§ **Extracted material**:
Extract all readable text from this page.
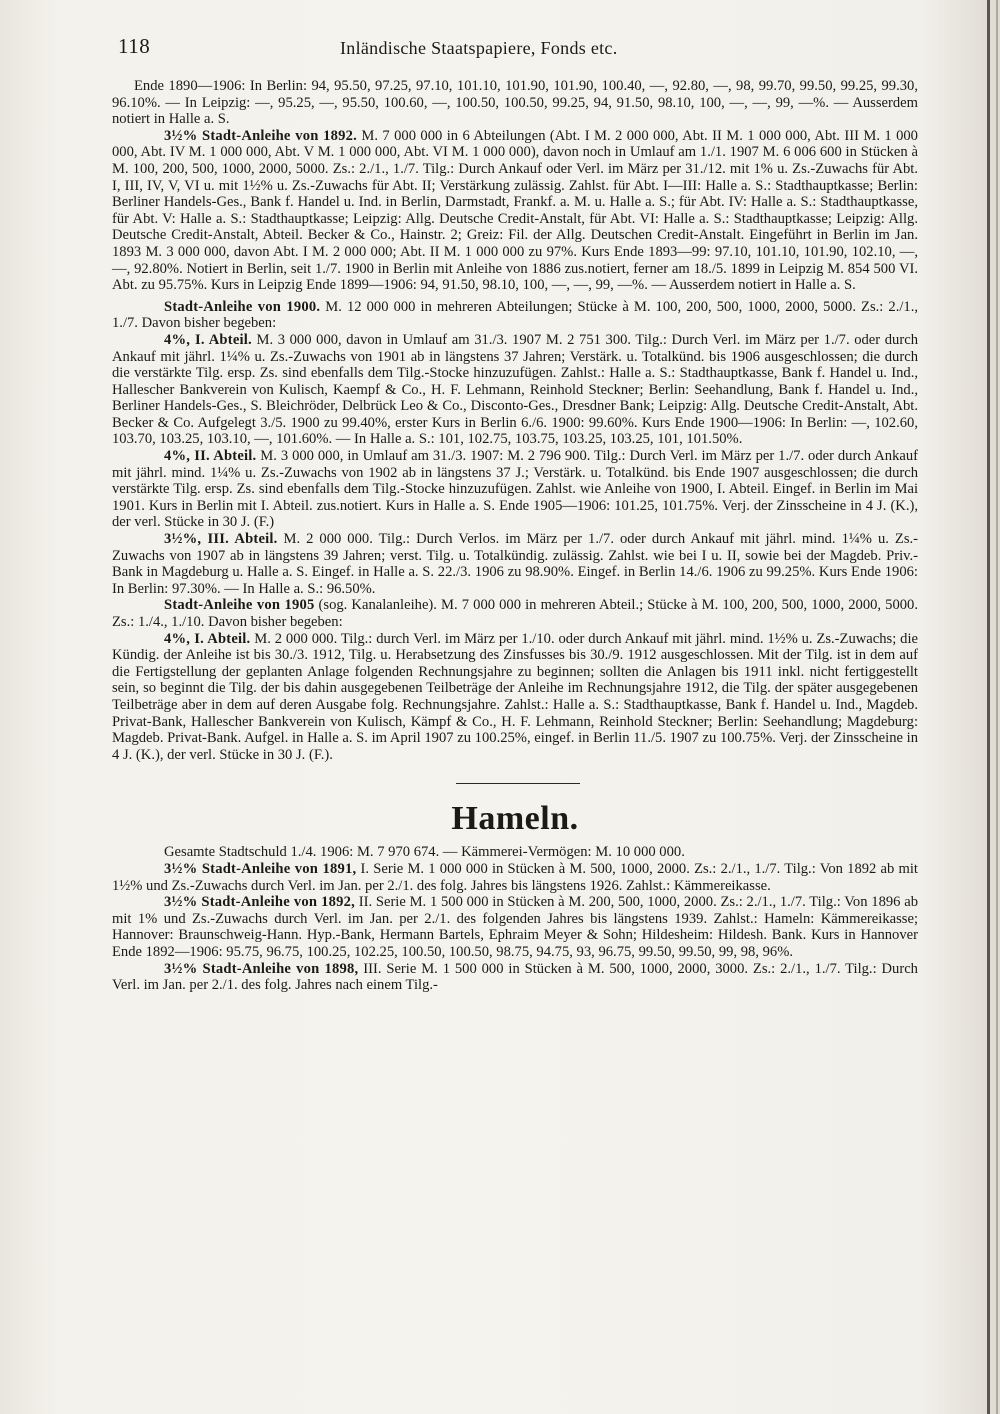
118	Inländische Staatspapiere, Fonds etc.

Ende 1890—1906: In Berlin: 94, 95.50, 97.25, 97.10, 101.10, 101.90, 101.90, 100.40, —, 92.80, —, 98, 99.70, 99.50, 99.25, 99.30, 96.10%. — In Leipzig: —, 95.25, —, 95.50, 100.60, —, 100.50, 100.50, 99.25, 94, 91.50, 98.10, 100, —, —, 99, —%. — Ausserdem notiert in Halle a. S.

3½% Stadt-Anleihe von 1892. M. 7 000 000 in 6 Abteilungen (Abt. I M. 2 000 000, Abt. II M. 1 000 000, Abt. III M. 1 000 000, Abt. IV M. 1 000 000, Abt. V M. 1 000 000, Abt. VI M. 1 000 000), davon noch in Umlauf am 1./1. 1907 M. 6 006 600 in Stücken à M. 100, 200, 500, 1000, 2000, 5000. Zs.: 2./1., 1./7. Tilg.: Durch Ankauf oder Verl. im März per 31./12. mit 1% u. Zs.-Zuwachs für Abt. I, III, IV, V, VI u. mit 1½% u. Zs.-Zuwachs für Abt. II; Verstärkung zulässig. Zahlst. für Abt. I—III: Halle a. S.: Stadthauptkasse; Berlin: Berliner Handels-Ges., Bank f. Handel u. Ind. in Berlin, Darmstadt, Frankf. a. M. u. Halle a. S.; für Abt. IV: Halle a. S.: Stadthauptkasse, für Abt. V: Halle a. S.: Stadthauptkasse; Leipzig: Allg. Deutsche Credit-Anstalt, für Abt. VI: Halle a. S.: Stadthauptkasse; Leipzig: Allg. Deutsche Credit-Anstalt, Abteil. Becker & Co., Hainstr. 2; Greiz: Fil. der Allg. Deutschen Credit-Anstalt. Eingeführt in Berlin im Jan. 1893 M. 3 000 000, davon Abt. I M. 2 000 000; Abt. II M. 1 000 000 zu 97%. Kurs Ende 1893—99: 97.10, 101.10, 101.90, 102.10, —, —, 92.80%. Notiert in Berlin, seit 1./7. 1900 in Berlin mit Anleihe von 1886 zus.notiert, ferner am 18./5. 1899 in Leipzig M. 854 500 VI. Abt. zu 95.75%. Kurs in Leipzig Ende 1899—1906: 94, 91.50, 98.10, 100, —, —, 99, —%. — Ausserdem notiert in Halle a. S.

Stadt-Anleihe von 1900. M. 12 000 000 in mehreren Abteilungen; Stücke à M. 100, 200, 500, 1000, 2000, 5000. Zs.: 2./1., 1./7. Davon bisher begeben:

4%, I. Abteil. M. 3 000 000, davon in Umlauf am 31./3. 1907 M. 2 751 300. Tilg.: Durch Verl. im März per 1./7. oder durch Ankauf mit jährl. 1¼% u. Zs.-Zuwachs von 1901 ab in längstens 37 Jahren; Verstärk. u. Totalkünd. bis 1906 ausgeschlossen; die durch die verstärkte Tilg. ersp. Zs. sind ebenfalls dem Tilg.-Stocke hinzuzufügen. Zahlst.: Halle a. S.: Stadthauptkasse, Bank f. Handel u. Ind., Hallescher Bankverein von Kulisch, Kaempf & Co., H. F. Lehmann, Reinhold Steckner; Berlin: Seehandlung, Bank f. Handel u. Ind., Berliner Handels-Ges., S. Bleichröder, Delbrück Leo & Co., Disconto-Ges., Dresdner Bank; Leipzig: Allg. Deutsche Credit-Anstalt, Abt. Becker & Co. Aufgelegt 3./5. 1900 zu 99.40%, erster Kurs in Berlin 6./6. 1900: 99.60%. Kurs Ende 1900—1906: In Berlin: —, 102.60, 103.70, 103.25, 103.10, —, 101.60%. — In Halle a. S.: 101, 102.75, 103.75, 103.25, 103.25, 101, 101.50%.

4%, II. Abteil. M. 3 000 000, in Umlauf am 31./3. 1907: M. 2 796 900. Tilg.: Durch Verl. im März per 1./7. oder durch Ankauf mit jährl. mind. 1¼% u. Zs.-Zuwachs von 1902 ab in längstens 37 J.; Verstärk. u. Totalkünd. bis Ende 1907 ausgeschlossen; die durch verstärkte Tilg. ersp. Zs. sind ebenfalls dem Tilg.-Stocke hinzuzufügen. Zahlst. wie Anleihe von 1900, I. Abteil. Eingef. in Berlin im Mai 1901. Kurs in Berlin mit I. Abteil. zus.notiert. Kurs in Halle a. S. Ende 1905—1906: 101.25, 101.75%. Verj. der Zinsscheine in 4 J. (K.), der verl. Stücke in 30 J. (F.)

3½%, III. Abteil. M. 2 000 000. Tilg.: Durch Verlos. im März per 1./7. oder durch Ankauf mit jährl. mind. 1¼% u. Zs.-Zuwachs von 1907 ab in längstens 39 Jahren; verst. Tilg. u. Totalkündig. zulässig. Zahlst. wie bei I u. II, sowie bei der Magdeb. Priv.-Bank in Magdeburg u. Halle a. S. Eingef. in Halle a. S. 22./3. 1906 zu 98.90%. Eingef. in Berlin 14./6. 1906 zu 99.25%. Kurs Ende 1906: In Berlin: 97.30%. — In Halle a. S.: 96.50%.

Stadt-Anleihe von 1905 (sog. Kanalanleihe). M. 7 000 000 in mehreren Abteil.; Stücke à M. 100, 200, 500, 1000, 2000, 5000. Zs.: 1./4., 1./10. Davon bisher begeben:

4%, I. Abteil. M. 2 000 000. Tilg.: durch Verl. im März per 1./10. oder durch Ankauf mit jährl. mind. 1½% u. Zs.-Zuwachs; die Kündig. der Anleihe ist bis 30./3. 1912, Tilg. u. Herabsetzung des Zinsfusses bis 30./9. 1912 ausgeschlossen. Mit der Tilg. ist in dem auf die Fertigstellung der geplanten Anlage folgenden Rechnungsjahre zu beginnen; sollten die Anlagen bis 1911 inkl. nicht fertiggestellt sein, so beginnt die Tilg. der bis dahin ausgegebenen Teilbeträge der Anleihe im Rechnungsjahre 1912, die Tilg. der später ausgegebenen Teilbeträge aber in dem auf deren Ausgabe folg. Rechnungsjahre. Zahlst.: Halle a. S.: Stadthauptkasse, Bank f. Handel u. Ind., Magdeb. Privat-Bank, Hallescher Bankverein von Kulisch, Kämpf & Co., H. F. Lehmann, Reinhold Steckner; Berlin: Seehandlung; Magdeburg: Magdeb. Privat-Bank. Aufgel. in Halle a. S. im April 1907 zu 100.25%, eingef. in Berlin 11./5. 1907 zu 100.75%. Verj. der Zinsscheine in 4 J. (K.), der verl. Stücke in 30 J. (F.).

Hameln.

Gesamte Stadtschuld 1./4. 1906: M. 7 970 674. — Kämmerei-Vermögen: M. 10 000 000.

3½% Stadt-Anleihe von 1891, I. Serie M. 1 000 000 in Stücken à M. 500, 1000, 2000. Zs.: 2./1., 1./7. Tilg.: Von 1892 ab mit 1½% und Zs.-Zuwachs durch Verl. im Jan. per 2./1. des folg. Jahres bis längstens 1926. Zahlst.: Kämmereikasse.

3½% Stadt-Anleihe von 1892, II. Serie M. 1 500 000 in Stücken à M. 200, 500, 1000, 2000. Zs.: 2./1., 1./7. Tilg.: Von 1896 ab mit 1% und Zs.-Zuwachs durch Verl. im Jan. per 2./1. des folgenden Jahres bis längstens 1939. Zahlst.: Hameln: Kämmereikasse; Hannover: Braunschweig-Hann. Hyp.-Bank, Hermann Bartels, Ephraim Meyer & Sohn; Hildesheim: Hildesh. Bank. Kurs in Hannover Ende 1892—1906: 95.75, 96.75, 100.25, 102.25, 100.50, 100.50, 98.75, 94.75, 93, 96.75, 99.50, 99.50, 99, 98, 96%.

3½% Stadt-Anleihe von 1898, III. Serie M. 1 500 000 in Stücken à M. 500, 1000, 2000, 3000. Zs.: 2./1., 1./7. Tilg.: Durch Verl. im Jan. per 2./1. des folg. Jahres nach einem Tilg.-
* * *
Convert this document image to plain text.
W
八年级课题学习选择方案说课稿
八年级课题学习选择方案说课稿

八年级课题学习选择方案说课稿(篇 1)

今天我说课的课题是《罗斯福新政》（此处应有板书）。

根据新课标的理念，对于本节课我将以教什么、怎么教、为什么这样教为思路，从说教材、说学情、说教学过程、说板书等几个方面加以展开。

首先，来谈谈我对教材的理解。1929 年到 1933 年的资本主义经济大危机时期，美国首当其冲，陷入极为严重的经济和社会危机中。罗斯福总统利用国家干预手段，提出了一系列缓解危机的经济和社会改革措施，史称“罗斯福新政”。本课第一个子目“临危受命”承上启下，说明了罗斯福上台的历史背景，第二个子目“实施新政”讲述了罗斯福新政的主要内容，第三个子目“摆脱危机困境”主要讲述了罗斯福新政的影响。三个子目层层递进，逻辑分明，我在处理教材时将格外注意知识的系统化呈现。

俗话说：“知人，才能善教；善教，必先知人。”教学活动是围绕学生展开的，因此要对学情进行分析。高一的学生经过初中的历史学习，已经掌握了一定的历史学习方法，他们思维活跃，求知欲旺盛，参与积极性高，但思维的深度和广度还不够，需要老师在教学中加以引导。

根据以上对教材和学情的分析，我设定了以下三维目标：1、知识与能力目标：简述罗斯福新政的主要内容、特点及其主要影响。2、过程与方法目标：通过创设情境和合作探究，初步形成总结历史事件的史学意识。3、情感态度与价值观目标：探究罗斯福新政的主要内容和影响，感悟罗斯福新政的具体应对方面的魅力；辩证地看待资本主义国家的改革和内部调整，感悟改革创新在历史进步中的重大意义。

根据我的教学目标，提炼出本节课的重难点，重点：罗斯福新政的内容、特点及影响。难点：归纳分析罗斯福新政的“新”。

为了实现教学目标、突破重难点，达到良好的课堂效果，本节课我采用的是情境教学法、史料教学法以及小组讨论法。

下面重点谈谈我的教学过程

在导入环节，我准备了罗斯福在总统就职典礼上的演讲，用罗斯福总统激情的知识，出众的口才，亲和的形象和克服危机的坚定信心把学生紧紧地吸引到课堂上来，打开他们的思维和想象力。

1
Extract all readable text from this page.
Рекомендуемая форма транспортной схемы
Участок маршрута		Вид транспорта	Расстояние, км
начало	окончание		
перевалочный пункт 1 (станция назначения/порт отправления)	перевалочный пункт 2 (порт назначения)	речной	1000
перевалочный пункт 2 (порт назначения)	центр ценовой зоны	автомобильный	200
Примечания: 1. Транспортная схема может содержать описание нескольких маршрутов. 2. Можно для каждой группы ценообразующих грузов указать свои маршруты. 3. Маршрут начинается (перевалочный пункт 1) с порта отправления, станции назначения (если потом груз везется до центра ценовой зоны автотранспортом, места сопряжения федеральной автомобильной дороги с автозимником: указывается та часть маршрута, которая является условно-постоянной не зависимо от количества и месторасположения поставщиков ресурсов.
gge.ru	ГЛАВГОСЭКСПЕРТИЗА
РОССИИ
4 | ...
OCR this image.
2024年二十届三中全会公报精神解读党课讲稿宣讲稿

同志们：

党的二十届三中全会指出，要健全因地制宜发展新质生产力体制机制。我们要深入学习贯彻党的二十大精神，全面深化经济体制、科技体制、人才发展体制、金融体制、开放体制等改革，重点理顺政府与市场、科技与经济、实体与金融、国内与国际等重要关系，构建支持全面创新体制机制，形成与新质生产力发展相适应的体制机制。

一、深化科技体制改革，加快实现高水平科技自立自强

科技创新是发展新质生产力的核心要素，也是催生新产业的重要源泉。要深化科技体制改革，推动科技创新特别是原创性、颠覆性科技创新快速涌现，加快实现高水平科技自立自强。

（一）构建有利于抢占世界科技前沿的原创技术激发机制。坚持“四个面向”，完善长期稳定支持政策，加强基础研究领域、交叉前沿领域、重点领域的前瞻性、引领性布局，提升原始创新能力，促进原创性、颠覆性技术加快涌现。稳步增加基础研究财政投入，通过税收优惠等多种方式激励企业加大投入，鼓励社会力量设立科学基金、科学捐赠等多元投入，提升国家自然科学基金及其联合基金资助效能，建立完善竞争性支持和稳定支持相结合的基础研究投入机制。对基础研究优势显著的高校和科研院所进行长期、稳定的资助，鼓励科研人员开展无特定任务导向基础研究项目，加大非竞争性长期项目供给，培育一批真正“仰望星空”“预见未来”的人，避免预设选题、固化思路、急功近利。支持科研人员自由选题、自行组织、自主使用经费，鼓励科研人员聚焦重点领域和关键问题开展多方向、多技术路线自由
...
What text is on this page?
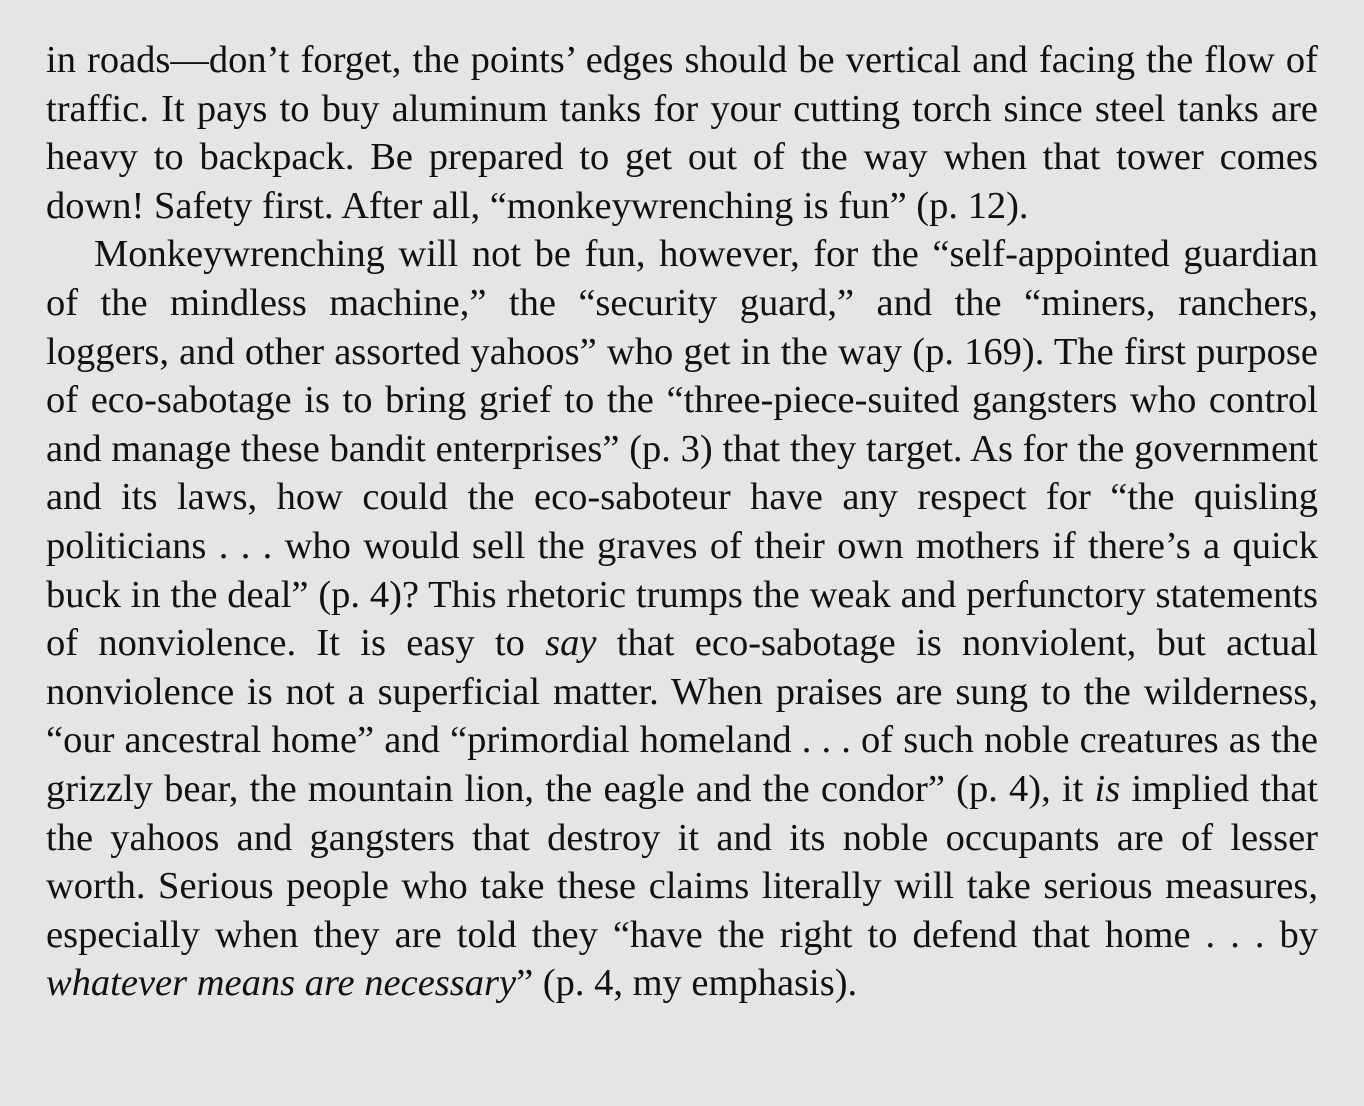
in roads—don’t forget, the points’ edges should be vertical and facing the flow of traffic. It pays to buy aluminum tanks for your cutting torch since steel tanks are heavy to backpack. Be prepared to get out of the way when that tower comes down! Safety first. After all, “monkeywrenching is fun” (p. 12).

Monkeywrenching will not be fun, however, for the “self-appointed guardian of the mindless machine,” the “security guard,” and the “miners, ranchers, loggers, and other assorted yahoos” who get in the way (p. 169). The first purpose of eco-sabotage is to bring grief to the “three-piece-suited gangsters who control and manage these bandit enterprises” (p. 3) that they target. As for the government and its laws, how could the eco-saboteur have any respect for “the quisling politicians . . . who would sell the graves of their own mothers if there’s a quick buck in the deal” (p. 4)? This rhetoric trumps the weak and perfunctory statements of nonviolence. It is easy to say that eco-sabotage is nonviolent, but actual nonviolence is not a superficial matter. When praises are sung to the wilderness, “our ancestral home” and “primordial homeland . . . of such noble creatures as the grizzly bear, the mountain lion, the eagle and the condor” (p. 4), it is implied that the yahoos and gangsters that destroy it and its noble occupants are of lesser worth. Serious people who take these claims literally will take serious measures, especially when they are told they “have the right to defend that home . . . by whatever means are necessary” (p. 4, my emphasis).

§ **Task description**: Copy out each line of the data where the string "отправления" appears.

§ **Answer to the problem**:
перевалочный пункт 1 (станция назначения/порт отправления)	перевалочный пункт 2 (порт назначения)	речной	1000
Примечания: 1. Транспортная схема может содержать описание нескольких маршрутов. 2. Можно для каждой группы ценообразующих грузов указать свои маршруты. 3. Маршрут начинается (перевалочный пункт 1) с порта отправления, станции назначения (если потом груз везется до центра ценовой зоны автотранспортом, места сопряжения федеральной автомобильной дороги с автозимником: указывается та часть маршрута, которая является условно-постоянной не зависимо от количества и месторасположения поставщиков ресурсов.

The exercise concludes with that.